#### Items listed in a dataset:
* begin *

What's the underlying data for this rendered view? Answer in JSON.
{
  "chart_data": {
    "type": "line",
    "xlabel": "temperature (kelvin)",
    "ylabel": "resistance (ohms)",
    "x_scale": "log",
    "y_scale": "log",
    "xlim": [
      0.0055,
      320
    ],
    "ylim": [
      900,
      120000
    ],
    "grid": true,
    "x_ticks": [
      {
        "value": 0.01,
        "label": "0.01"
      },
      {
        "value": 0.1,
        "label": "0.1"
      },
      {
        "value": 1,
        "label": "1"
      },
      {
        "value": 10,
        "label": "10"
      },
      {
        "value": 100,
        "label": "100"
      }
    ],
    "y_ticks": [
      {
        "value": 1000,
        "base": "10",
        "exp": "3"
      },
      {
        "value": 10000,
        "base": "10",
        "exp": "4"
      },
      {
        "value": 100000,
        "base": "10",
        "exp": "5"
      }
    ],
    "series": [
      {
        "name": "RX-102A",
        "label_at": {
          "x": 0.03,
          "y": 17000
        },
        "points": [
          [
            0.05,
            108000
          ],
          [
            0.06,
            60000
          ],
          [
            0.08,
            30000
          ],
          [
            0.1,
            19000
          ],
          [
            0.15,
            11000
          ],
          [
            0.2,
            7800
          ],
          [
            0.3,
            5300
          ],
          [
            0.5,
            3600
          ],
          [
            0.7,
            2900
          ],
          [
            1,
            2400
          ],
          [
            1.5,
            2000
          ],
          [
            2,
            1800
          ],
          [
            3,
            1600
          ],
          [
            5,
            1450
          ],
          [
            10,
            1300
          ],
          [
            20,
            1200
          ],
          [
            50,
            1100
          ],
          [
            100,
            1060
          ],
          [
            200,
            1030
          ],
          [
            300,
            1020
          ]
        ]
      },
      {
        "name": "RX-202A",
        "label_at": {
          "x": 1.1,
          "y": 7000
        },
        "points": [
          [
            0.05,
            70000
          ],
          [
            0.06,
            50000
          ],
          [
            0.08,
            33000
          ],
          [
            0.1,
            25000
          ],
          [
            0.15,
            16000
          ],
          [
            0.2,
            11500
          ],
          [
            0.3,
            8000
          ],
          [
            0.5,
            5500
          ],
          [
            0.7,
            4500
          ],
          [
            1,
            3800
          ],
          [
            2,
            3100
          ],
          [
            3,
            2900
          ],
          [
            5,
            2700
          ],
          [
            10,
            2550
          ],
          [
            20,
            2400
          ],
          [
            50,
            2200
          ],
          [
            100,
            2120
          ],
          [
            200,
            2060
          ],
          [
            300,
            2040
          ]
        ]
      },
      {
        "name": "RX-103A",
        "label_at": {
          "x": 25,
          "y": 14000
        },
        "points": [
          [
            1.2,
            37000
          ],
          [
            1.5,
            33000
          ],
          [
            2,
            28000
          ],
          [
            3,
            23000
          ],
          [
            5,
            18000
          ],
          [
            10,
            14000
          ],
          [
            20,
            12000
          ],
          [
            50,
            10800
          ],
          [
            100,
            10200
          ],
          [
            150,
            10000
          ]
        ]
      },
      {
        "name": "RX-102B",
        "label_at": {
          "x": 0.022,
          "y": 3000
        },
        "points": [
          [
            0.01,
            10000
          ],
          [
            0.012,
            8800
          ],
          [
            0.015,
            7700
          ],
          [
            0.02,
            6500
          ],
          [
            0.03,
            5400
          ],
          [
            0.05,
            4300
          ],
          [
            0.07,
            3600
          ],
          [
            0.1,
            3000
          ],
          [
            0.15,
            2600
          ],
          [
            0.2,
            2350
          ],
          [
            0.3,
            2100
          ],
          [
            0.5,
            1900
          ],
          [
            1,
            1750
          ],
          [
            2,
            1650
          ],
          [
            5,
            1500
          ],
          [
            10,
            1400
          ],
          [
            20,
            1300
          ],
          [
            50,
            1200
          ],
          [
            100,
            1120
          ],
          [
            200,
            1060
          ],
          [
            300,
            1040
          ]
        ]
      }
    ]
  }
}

* end *

#### What is required:
Go through the records above and set each one down exactly, please.

#### Answer:
What's the underlying data for this rendered view? Answer in JSON.
{
  "chart_data": {
    "type": "line",
    "xlabel": "temperature (kelvin)",
    "ylabel": "resistance (ohms)",
    "x_scale": "log",
    "y_scale": "log",
    "xlim": [
      0.0055,
      320
    ],
    "ylim": [
      900,
      120000
    ],
    "grid": true,
    "x_ticks": [
      {
        "value": 0.01,
        "label": "0.01"
      },
      {
        "value": 0.1,
        "label": "0.1"
      },
      {
        "value": 1,
        "label": "1"
      },
      {
        "value": 10,
        "label": "10"
      },
      {
        "value": 100,
        "label": "100"
      }
    ],
    "y_ticks": [
      {
        "value": 1000,
        "base": "10",
        "exp": "3"
      },
      {
        "value": 10000,
        "base": "10",
        "exp": "4"
      },
      {
        "value": 100000,
        "base": "10",
        "exp": "5"
      }
    ],
    "series": [
      {
        "name": "RX-102A",
        "label_at": {
          "x": 0.03,
          "y": 17000
        },
        "points": [
          [
            0.05,
            108000
          ],
          [
            0.06,
            60000
          ],
          [
            0.08,
            30000
          ],
          [
            0.1,
            19000
          ],
          [
            0.15,
            11000
          ],
          [
            0.2,
            7800
          ],
          [
            0.3,
            5300
          ],
          [
            0.5,
            3600
          ],
          [
            0.7,
            2900
          ],
          [
            1,
            2400
          ],
          [
            1.5,
            2000
          ],
          [
            2,
            1800
          ],
          [
            3,
            1600
          ],
          [
            5,
            1450
          ],
          [
            10,
            1300
          ],
          [
            20,
            1200
          ],
          [
            50,
            1100
          ],
          [
            100,
            1060
          ],
          [
            200,
            1030
          ],
          [
            300,
            1020
          ]
        ]
      },
      {
        "name": "RX-202A",
        "label_at": {
          "x": 1.1,
          "y": 7000
        },
        "points": [
          [
            0.05,
            70000
          ],
          [
            0.06,
            50000
          ],
          [
            0.08,
            33000
          ],
          [
            0.1,
            25000
          ],
          [
            0.15,
            16000
          ],
          [
            0.2,
            11500
          ],
          [
            0.3,
            8000
          ],
          [
            0.5,
            5500
          ],
          [
            0.7,
            4500
          ],
          [
            1,
            3800
          ],
          [
            2,
            3100
          ],
          [
            3,
            2900
          ],
          [
            5,
            2700
          ],
          [
            10,
            2550
          ],
          [
            20,
            2400
          ],
          [
            50,
            2200
          ],
          [
            100,
            2120
          ],
          [
            200,
            2060
          ],
          [
            300,
            2040
          ]
        ]
      },
      {
        "name": "RX-103A",
        "label_at": {
          "x": 25,
          "y": 14000
        },
        "points": [
          [
            1.2,
            37000
          ],
          [
            1.5,
            33000
          ],
          [
            2,
            28000
          ],
          [
            3,
            23000
          ],
          [
            5,
            18000
          ],
          [
            10,
            14000
          ],
          [
            20,
            12000
          ],
          [
            50,
            10800
          ],
          [
            100,
            10200
          ],
          [
            150,
            10000
          ]
        ]
      },
      {
        "name": "RX-102B",
        "label_at": {
          "x": 0.022,
          "y": 3000
        },
        "points": [
          [
            0.01,
            10000
          ],
          [
            0.012,
            8800
          ],
          [
            0.015,
            7700
          ],
          [
            0.02,
            6500
          ],
          [
            0.03,
            5400
          ],
          [
            0.05,
            4300
          ],
          [
            0.07,
            3600
          ],
          [
            0.1,
            3000
          ],
          [
            0.15,
            2600
          ],
          [
            0.2,
            2350
          ],
          [
            0.3,
            2100
          ],
          [
            0.5,
            1900
          ],
          [
            1,
            1750
          ],
          [
            2,
            1650
          ],
          [
            5,
            1500
          ],
          [
            10,
            1400
          ],
          [
            20,
            1300
          ],
          [
            50,
            1200
          ],
          [
            100,
            1120
          ],
          [
            200,
            1060
          ],
          [
            300,
            1040
          ]
        ]
      }
    ]
  }
}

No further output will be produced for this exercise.